DATA EXCERPTS:
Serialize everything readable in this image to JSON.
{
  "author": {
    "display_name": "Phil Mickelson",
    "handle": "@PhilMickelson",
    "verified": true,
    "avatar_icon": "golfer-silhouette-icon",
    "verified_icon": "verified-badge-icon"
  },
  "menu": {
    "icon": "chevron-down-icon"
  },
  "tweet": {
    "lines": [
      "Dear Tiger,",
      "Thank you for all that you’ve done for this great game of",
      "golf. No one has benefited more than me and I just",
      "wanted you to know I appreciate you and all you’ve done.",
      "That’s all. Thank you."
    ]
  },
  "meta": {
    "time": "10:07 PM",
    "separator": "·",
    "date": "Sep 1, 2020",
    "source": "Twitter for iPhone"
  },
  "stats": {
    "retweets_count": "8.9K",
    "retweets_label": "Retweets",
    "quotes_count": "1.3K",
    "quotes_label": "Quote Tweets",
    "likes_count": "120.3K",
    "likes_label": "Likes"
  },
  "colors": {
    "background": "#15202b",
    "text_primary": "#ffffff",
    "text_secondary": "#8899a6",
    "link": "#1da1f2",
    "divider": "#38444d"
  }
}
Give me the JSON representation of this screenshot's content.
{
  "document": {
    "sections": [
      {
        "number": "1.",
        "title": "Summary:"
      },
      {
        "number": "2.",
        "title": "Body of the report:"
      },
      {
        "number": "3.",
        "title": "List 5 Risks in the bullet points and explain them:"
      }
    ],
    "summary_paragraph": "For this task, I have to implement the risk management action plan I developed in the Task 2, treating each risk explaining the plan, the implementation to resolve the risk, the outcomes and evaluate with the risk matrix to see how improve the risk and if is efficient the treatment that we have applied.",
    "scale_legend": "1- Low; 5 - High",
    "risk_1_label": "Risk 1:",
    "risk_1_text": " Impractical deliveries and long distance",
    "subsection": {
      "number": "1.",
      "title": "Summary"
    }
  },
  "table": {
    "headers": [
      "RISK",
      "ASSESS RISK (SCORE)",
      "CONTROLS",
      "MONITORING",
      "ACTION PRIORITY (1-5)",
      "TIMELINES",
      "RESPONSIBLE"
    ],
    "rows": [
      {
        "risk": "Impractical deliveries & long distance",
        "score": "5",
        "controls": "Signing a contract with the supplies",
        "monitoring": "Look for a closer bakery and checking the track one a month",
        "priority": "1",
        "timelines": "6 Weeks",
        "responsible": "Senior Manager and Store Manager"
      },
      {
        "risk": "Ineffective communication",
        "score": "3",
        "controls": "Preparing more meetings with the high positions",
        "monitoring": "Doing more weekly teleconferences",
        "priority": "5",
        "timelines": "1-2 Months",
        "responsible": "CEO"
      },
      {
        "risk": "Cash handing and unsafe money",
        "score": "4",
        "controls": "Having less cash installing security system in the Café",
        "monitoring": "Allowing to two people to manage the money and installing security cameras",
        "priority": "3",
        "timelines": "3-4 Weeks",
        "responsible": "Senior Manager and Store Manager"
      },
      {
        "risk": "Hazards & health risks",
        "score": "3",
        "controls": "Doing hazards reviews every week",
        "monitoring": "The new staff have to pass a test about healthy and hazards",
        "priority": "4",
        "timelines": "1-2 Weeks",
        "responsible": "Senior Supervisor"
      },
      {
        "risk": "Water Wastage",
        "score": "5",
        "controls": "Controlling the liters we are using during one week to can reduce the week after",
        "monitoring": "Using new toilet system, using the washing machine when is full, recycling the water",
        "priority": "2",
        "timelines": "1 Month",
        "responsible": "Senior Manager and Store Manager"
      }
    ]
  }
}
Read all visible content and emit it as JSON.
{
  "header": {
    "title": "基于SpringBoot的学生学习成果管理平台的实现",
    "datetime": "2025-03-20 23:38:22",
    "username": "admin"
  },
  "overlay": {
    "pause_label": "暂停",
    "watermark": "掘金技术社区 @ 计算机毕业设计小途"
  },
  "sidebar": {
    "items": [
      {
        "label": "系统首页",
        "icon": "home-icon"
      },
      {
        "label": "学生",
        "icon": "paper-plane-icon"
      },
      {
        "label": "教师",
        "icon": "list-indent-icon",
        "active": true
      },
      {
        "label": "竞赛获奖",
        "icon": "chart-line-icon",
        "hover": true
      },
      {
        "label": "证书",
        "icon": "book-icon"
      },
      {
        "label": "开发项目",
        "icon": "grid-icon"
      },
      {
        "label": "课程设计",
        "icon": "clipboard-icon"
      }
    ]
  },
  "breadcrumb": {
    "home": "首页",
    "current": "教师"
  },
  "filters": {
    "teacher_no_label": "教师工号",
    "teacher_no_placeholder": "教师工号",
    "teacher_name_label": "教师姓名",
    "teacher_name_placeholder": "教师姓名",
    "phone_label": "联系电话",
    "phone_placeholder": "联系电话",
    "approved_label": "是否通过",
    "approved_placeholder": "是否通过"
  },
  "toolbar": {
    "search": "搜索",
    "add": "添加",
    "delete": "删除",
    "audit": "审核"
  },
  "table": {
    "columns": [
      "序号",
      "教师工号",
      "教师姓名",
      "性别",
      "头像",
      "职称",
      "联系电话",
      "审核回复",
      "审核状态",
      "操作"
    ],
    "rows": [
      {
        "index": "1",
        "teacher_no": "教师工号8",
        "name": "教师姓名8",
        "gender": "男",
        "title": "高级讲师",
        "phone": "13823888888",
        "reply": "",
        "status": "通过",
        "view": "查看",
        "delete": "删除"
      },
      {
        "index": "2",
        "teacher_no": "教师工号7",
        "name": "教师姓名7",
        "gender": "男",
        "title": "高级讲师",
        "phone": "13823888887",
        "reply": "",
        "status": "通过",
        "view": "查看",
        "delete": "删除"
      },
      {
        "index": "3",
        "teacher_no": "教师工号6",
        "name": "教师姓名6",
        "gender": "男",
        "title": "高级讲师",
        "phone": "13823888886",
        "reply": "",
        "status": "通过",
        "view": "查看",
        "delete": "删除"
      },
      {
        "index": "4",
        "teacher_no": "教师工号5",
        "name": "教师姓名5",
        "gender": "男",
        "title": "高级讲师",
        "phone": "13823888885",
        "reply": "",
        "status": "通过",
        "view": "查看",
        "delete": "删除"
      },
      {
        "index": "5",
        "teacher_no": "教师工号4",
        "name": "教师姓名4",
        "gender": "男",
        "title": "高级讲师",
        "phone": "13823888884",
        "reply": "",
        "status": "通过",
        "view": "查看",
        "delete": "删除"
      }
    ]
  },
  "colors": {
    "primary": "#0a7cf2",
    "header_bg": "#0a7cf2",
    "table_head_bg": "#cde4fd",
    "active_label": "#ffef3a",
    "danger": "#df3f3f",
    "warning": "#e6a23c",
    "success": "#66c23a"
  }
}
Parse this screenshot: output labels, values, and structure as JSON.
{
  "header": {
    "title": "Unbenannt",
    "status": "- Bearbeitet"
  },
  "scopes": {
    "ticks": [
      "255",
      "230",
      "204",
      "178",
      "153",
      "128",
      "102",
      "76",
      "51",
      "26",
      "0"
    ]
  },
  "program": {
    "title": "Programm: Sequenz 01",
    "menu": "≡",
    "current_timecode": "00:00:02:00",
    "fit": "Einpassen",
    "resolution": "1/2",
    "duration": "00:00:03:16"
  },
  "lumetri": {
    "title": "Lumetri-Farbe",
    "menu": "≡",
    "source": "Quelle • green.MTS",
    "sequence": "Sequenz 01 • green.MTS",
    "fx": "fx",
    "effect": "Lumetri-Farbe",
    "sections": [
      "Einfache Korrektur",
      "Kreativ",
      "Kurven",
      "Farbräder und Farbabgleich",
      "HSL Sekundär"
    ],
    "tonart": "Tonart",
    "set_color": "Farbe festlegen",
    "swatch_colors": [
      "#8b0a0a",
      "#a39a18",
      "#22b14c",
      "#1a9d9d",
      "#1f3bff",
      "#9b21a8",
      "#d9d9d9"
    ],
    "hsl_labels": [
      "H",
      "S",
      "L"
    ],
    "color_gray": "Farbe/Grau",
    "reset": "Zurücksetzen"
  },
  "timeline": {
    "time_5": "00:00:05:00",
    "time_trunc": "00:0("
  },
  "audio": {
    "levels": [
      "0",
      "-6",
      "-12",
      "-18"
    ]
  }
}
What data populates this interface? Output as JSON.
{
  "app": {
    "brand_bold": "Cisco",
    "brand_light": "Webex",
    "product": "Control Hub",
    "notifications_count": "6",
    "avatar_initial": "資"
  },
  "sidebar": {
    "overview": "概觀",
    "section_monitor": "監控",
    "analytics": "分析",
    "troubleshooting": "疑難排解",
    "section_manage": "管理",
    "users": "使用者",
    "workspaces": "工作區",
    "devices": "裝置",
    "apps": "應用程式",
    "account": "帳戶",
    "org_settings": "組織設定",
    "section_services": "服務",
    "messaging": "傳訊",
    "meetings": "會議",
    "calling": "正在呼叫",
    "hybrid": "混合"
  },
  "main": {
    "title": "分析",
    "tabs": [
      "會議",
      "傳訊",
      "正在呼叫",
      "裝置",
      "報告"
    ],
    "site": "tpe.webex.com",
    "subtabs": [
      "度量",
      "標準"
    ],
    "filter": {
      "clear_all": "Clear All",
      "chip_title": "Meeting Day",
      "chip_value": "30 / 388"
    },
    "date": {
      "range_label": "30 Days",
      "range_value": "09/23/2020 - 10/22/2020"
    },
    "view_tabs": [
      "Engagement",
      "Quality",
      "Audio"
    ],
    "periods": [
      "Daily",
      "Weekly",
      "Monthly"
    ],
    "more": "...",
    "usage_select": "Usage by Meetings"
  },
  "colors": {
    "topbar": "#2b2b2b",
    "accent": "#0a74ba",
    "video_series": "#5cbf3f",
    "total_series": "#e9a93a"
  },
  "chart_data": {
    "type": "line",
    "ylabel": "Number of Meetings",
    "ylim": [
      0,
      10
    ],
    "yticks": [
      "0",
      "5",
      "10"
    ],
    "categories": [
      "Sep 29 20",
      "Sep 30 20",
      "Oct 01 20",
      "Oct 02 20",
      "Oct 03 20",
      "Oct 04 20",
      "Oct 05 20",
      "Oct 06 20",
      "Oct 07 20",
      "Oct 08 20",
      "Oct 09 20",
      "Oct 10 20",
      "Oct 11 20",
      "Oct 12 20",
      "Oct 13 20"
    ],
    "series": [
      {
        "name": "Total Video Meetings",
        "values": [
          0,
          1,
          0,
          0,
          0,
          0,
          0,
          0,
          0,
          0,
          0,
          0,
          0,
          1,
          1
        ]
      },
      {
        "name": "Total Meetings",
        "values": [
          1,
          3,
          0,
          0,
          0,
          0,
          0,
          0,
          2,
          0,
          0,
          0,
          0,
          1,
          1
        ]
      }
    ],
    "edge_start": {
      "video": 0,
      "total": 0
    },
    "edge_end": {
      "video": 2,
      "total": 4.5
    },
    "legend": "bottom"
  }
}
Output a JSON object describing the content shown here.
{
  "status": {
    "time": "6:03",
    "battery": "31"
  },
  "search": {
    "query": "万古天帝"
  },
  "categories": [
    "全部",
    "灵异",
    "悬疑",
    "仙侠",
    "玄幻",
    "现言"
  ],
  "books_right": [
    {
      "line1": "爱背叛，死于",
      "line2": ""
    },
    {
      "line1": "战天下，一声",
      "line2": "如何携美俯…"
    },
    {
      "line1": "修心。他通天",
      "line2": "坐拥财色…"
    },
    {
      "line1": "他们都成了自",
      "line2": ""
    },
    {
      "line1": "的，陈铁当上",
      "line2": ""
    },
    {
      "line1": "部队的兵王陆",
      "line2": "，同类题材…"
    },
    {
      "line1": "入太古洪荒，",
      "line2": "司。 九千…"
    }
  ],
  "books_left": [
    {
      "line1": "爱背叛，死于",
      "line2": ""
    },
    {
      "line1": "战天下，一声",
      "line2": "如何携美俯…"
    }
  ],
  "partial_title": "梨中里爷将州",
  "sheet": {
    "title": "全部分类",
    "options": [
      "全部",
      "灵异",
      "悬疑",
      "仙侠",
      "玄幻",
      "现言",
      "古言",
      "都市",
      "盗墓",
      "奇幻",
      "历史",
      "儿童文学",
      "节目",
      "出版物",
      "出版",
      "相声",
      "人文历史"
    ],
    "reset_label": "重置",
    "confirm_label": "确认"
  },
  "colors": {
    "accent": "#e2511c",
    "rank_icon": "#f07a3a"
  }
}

TASK GOAL:
From the entries above, return each line with the word "verified" in it.

REPLY TO THE TASK:
    "verified": true,
    "verified_icon": "verified-badge-icon"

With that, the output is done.